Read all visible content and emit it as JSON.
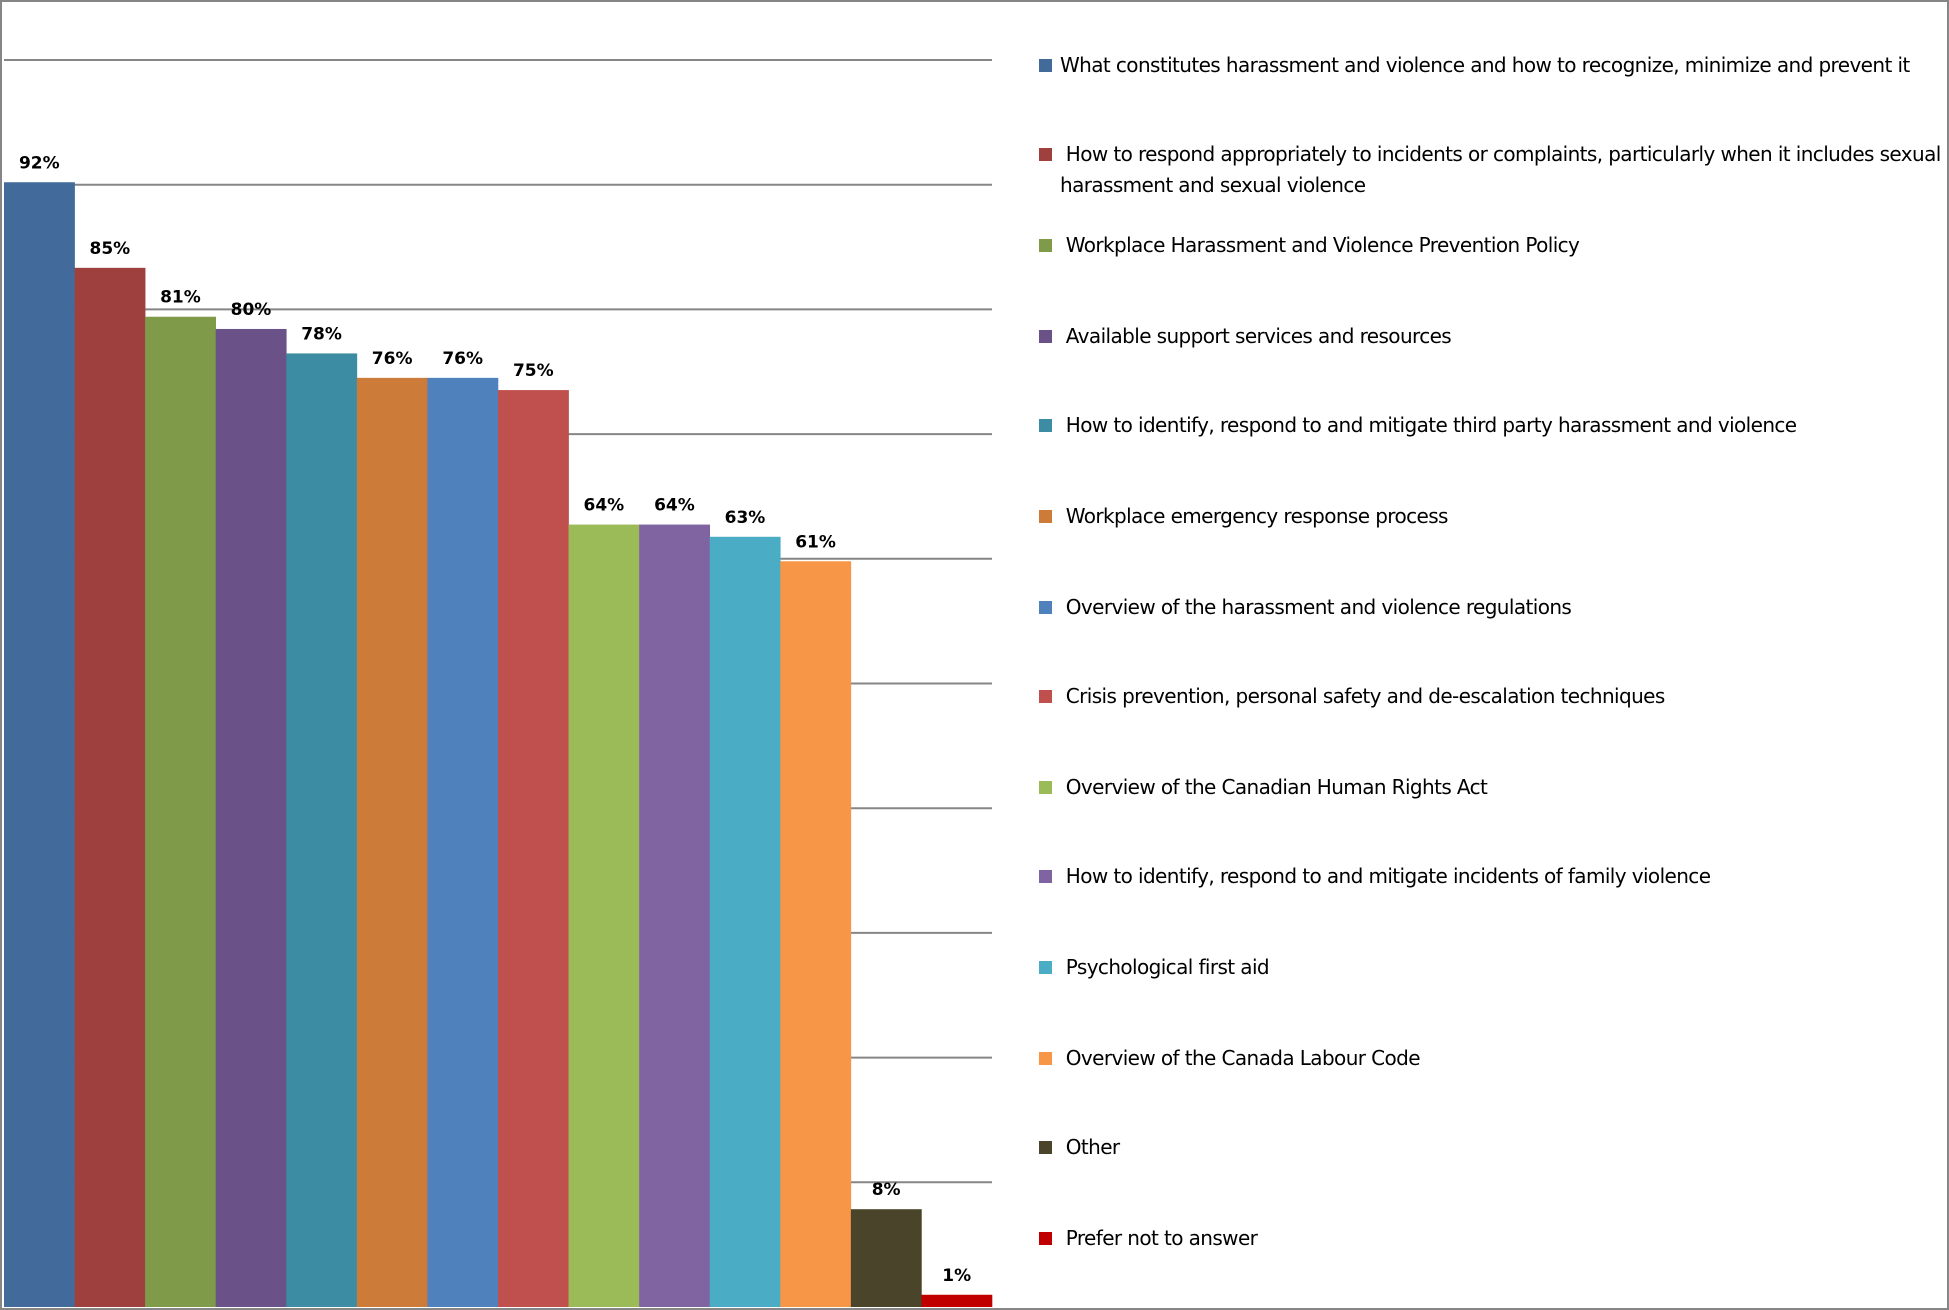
{
  "chart_data": {
    "type": "bar",
    "title": "",
    "xlabel": "",
    "ylabel": "",
    "ylim": [
      0,
      102
    ],
    "grid": true,
    "gridline_divisions": 10,
    "legend_position": "right",
    "value_format": "percent",
    "categories": [
      "What constitutes harassment and violence and how to recognize, minimize and prevent it",
      " How to respond appropriately to incidents or complaints, particularly when it includes sexual harassment and sexual violence",
      "Workplace Harassment and Violence Prevention Policy",
      "Available support services and resources",
      "How to identify, respond to and mitigate third party harassment and violence",
      "Workplace emergency response process",
      "Overview of the harassment and violence regulations",
      "Crisis prevention, personal safety and de-escalation techniques",
      "Overview of the Canadian Human Rights Act",
      "How to identify, respond to and mitigate incidents of family violence",
      "Psychological first aid",
      "Overview of the Canada Labour Code",
      "Other",
      "Prefer not to answer"
    ],
    "values": [
      92,
      85,
      81,
      80,
      78,
      76,
      76,
      75,
      64,
      64,
      63,
      61,
      8,
      1
    ],
    "labels": [
      "92%",
      "85%",
      "81%",
      "80%",
      "78%",
      "76%",
      "76%",
      "75%",
      "64%",
      "64%",
      "63%",
      "61%",
      "8%",
      "1%"
    ],
    "colors": [
      "#426A9A",
      "#9E413E",
      "#7F9A48",
      "#6A5289",
      "#3C8DA3",
      "#CC7B38",
      "#4F81BD",
      "#C0504D",
      "#9BBB59",
      "#8064A2",
      "#4BACC6",
      "#F79646",
      "#4A452A",
      "#C00000"
    ]
  },
  "legend": {
    "items": [
      {
        "label": "What constitutes harassment and violence and how to recognize, minimize and prevent it",
        "color": "#426A9A"
      },
      {
        "label": " How to respond appropriately to incidents or complaints, particularly when it includes sexual harassment and sexual violence",
        "color": "#9E413E"
      },
      {
        "label": " Workplace Harassment and Violence Prevention Policy",
        "color": "#7F9A48"
      },
      {
        "label": " Available support services and resources",
        "color": "#6A5289"
      },
      {
        "label": " How to identify, respond to and mitigate third party harassment and violence",
        "color": "#3C8DA3"
      },
      {
        "label": " Workplace emergency response process",
        "color": "#CC7B38"
      },
      {
        "label": " Overview of the harassment and violence regulations",
        "color": "#4F81BD"
      },
      {
        "label": " Crisis prevention, personal safety and de-escalation techniques",
        "color": "#C0504D"
      },
      {
        "label": " Overview of the Canadian Human Rights Act",
        "color": "#9BBB59"
      },
      {
        "label": " How to identify, respond to and mitigate incidents of family violence",
        "color": "#8064A2"
      },
      {
        "label": " Psychological first aid",
        "color": "#4BACC6"
      },
      {
        "label": " Overview of the Canada Labour Code",
        "color": "#F79646"
      },
      {
        "label": " Other",
        "color": "#4A452A"
      },
      {
        "label": " Prefer not to answer",
        "color": "#C00000"
      }
    ]
  },
  "style": {
    "gridline_color": "#868686",
    "border_color": "#868686"
  }
}
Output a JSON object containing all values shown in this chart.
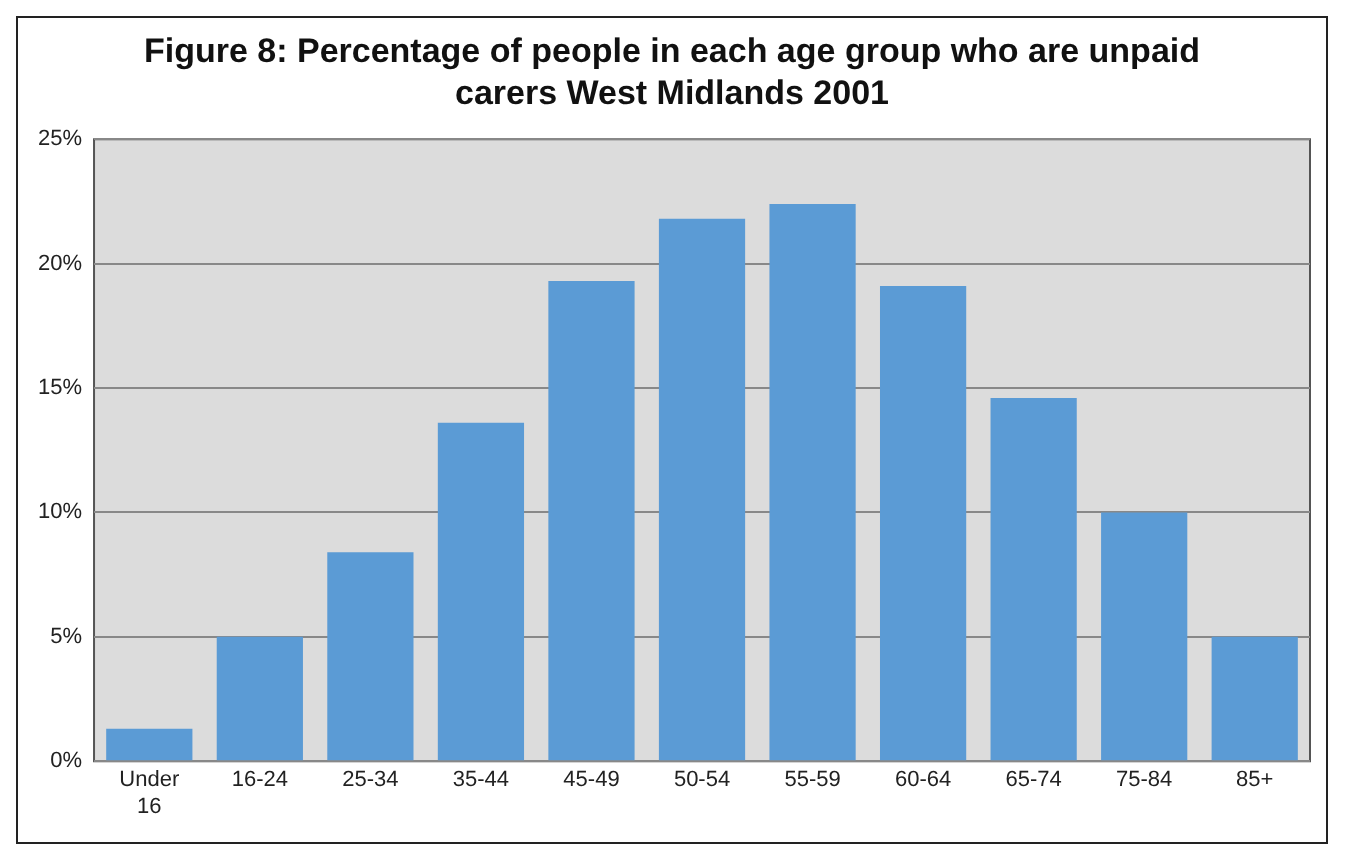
{
  "chart_data": {
    "type": "bar",
    "title": "Figure 8: Percentage of people in each age group who are unpaid carers West Midlands 2001",
    "categories": [
      "Under 16",
      "16-24",
      "25-34",
      "35-44",
      "45-49",
      "50-54",
      "55-59",
      "60-64",
      "65-74",
      "75-84",
      "85+"
    ],
    "values": [
      1.3,
      5.0,
      8.4,
      13.6,
      19.3,
      21.8,
      22.4,
      19.1,
      14.6,
      10.0,
      5.0
    ],
    "color": "#5b9bd5",
    "ylim": [
      0,
      25
    ],
    "yticks": [
      {
        "value": 0,
        "label": "0%"
      },
      {
        "value": 5,
        "label": "5%"
      },
      {
        "value": 10,
        "label": "10%"
      },
      {
        "value": 15,
        "label": "15%"
      },
      {
        "value": 20,
        "label": "20%"
      },
      {
        "value": 25,
        "label": "25%"
      }
    ],
    "grid": "y"
  }
}
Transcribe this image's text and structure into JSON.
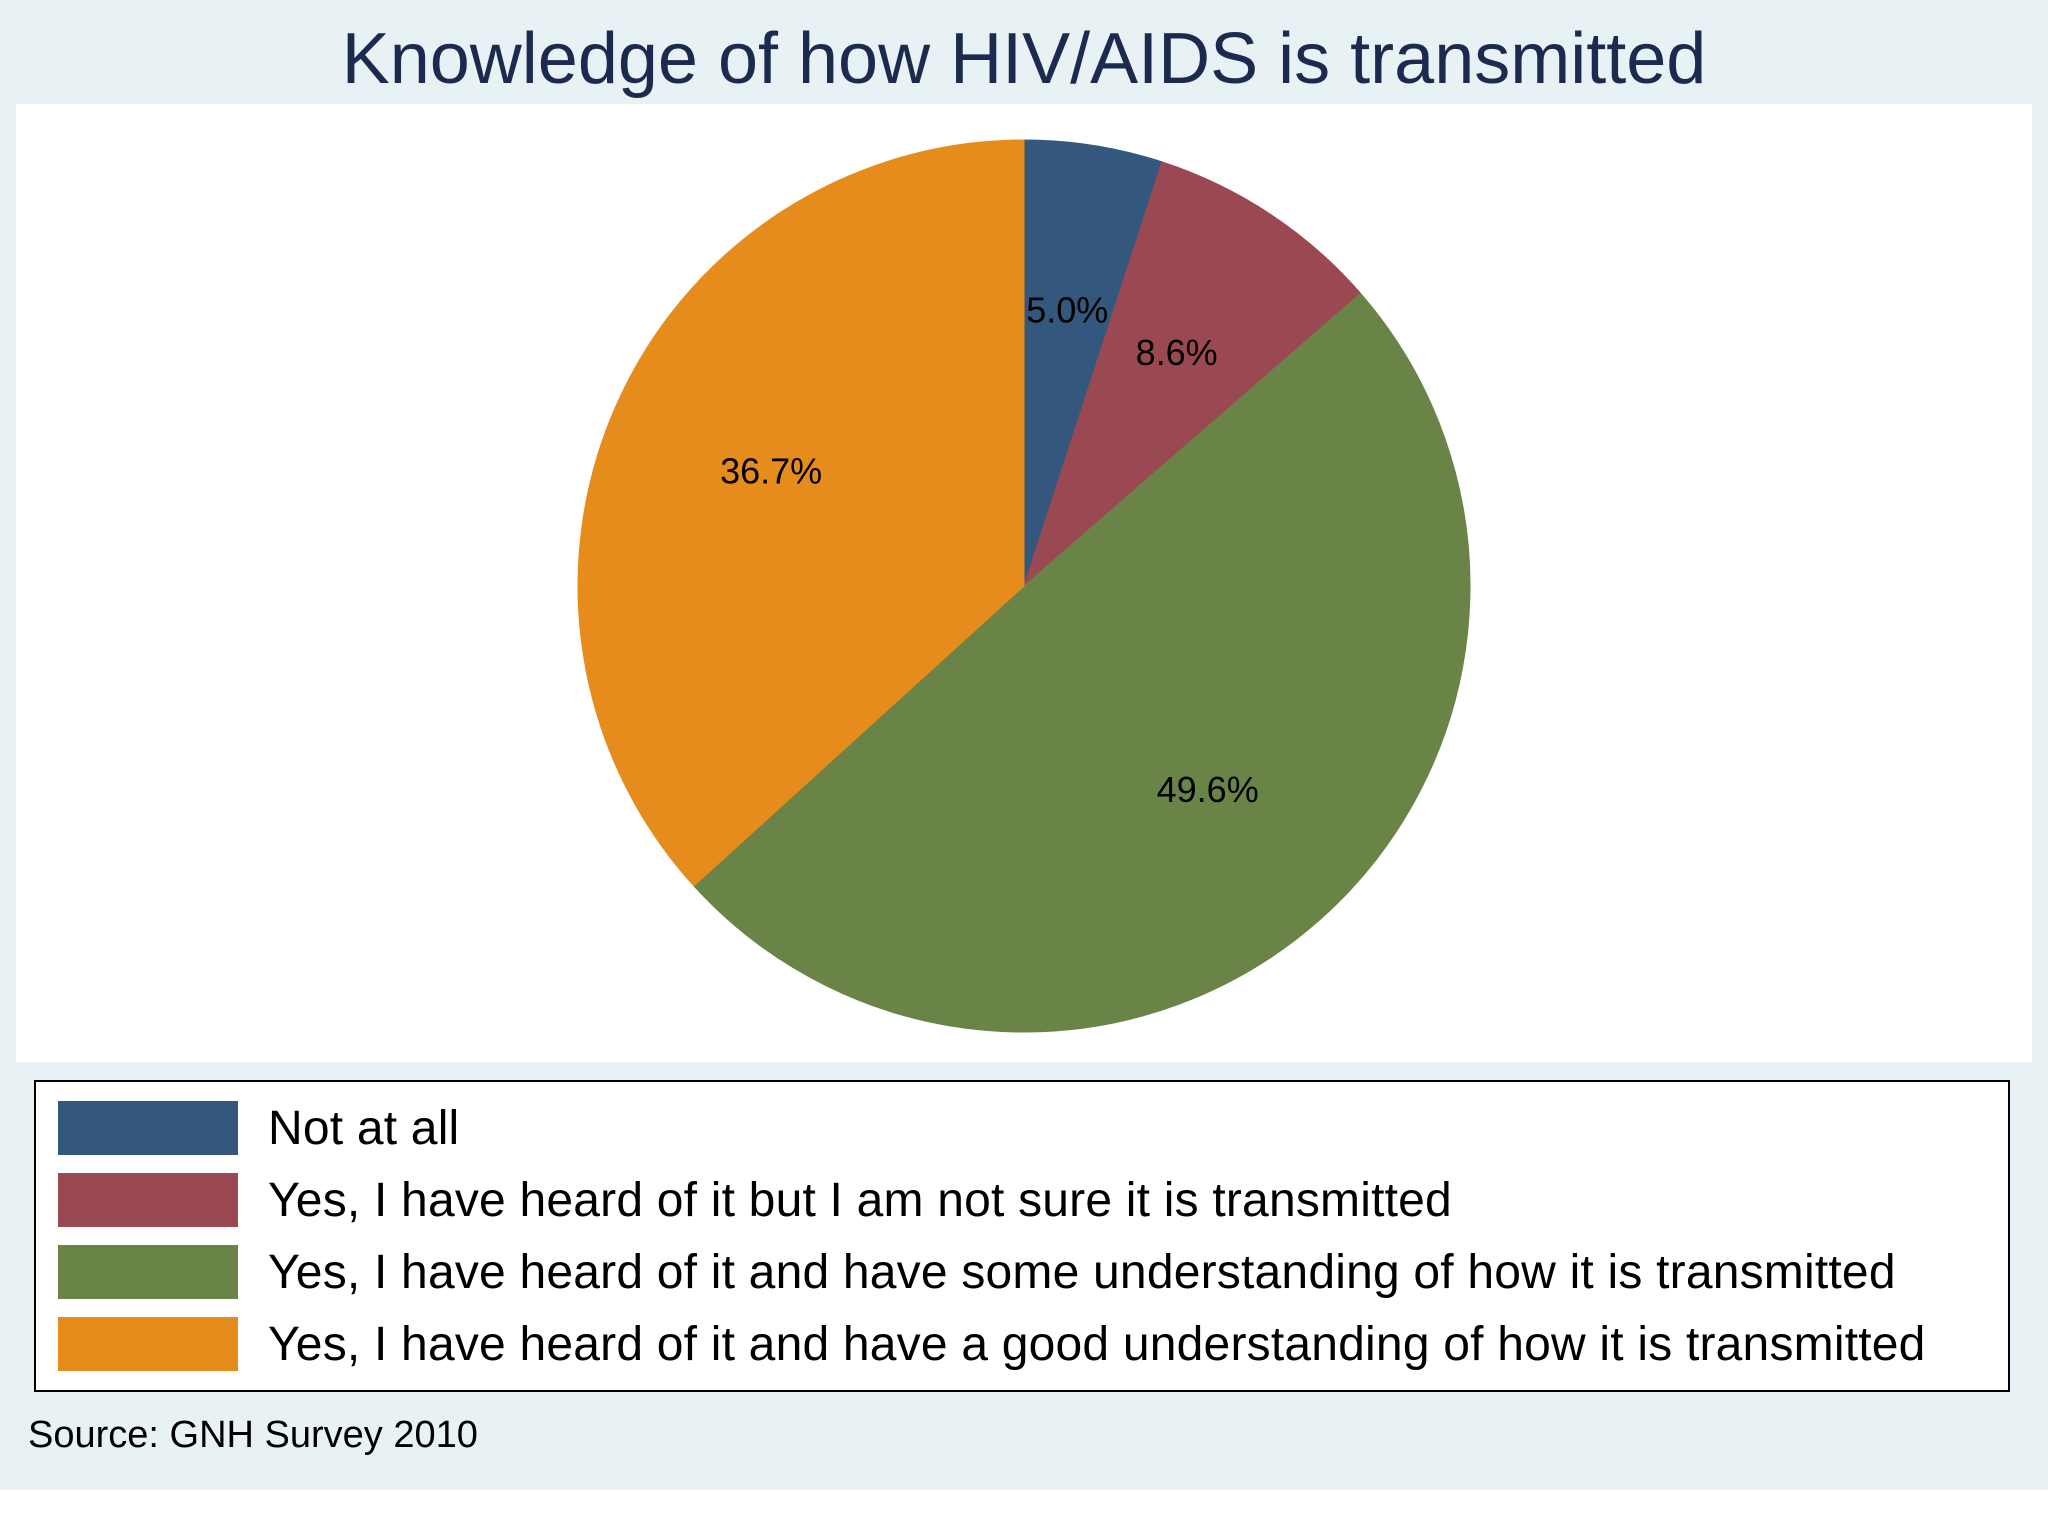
{
  "chart_data": {
    "type": "pie",
    "title": "Knowledge of how HIV/AIDS is transmitted",
    "start_angle": "12 o'clock",
    "direction": "clockwise",
    "legend_placement": "bottom",
    "slices": [
      {
        "label": "Not at all",
        "value": 5.0,
        "value_label": "5.0%",
        "color": "#34587d"
      },
      {
        "label": "Yes, I have heard of it but I am not sure it is transmitted",
        "value": 8.6,
        "value_label": "8.6%",
        "color": "#9a4851"
      },
      {
        "label": "Yes, I have heard of it and have some understanding of how it is transmitted",
        "value": 49.6,
        "value_label": "49.6%",
        "color": "#6a8447"
      },
      {
        "label": "Yes, I have heard of it and have a good understanding of how it is transmitted",
        "value": 36.7,
        "value_label": "36.7%",
        "color": "#e68c1c"
      }
    ],
    "note": "Source: GNH Survey 2010"
  }
}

Prompt — Reproduce every record word for word. The copy must contain no pictures.

Exercise result —
Read all visible content and emit it as JSON.
{
  "chart_data": {
    "type": "bar",
    "title": "",
    "xlabel": "",
    "ylabel": "",
    "ylim": [
      0,
      102
    ],
    "grid": true,
    "gridline_divisions": 10,
    "legend_position": "right",
    "value_format": "percent",
    "categories": [
      "What constitutes harassment and violence and how to recognize, minimize and prevent it",
      " How to respond appropriately to incidents or complaints, particularly when it includes sexual harassment and sexual violence",
      "Workplace Harassment and Violence Prevention Policy",
      "Available support services and resources",
      "How to identify, respond to and mitigate third party harassment and violence",
      "Workplace emergency response process",
      "Overview of the harassment and violence regulations",
      "Crisis prevention, personal safety and de-escalation techniques",
      "Overview of the Canadian Human Rights Act",
      "How to identify, respond to and mitigate incidents of family violence",
      "Psychological first aid",
      "Overview of the Canada Labour Code",
      "Other",
      "Prefer not to answer"
    ],
    "values": [
      92,
      85,
      81,
      80,
      78,
      76,
      76,
      75,
      64,
      64,
      63,
      61,
      8,
      1
    ],
    "labels": [
      "92%",
      "85%",
      "81%",
      "80%",
      "78%",
      "76%",
      "76%",
      "75%",
      "64%",
      "64%",
      "63%",
      "61%",
      "8%",
      "1%"
    ],
    "colors": [
      "#426A9A",
      "#9E413E",
      "#7F9A48",
      "#6A5289",
      "#3C8DA3",
      "#CC7B38",
      "#4F81BD",
      "#C0504D",
      "#9BBB59",
      "#8064A2",
      "#4BACC6",
      "#F79646",
      "#4A452A",
      "#C00000"
    ]
  },
  "legend": {
    "items": [
      {
        "label": "What constitutes harassment and violence and how to recognize, minimize and prevent it",
        "color": "#426A9A"
      },
      {
        "label": " How to respond appropriately to incidents or complaints, particularly when it includes sexual harassment and sexual violence",
        "color": "#9E413E"
      },
      {
        "label": " Workplace Harassment and Violence Prevention Policy",
        "color": "#7F9A48"
      },
      {
        "label": " Available support services and resources",
        "color": "#6A5289"
      },
      {
        "label": " How to identify, respond to and mitigate third party harassment and violence",
        "color": "#3C8DA3"
      },
      {
        "label": " Workplace emergency response process",
        "color": "#CC7B38"
      },
      {
        "label": " Overview of the harassment and violence regulations",
        "color": "#4F81BD"
      },
      {
        "label": " Crisis prevention, personal safety and de-escalation techniques",
        "color": "#C0504D"
      },
      {
        "label": " Overview of the Canadian Human Rights Act",
        "color": "#9BBB59"
      },
      {
        "label": " How to identify, respond to and mitigate incidents of family violence",
        "color": "#8064A2"
      },
      {
        "label": " Psychological first aid",
        "color": "#4BACC6"
      },
      {
        "label": " Overview of the Canada Labour Code",
        "color": "#F79646"
      },
      {
        "label": " Other",
        "color": "#4A452A"
      },
      {
        "label": " Prefer not to answer",
        "color": "#C00000"
      }
    ]
  },
  "style": {
    "gridline_color": "#868686",
    "border_color": "#868686"
  }
}
Output a JSON object containing all values shown in this chart.
{
  "chart_data": {
    "type": "bar",
    "title": "Figure 8: Percentage of people in each age group who are unpaid carers West Midlands 2001",
    "categories": [
      "Under 16",
      "16-24",
      "25-34",
      "35-44",
      "45-49",
      "50-54",
      "55-59",
      "60-64",
      "65-74",
      "75-84",
      "85+"
    ],
    "values": [
      1.3,
      5.0,
      8.4,
      13.6,
      19.3,
      21.8,
      22.4,
      19.1,
      14.6,
      10.0,
      5.0
    ],
    "color": "#5b9bd5",
    "ylim": [
      0,
      25
    ],
    "yticks": [
      {
        "value": 0,
        "label": "0%"
      },
      {
        "value": 5,
        "label": "5%"
      },
      {
        "value": 10,
        "label": "10%"
      },
      {
        "value": 15,
        "label": "15%"
      },
      {
        "value": 20,
        "label": "20%"
      },
      {
        "value": 25,
        "label": "25%"
      }
    ],
    "grid": "y"
  }
}
Transcribe this image's text and structure into JSON.
{
  "chart_data": {
    "type": "pie",
    "title": "Knowledge of how HIV/AIDS is transmitted",
    "start_angle": "12 o'clock",
    "direction": "clockwise",
    "legend_placement": "bottom",
    "slices": [
      {
        "label": "Not at all",
        "value": 5.0,
        "value_label": "5.0%",
        "color": "#34587d"
      },
      {
        "label": "Yes, I have heard of it but I am not sure it is transmitted",
        "value": 8.6,
        "value_label": "8.6%",
        "color": "#9a4851"
      },
      {
        "label": "Yes, I have heard of it and have some understanding of how it is transmitted",
        "value": 49.6,
        "value_label": "49.6%",
        "color": "#6a8447"
      },
      {
        "label": "Yes, I have heard of it and have a good understanding of how it is transmitted",
        "value": 36.7,
        "value_label": "36.7%",
        "color": "#e68c1c"
      }
    ],
    "note": "Source: GNH Survey 2010"
  }
}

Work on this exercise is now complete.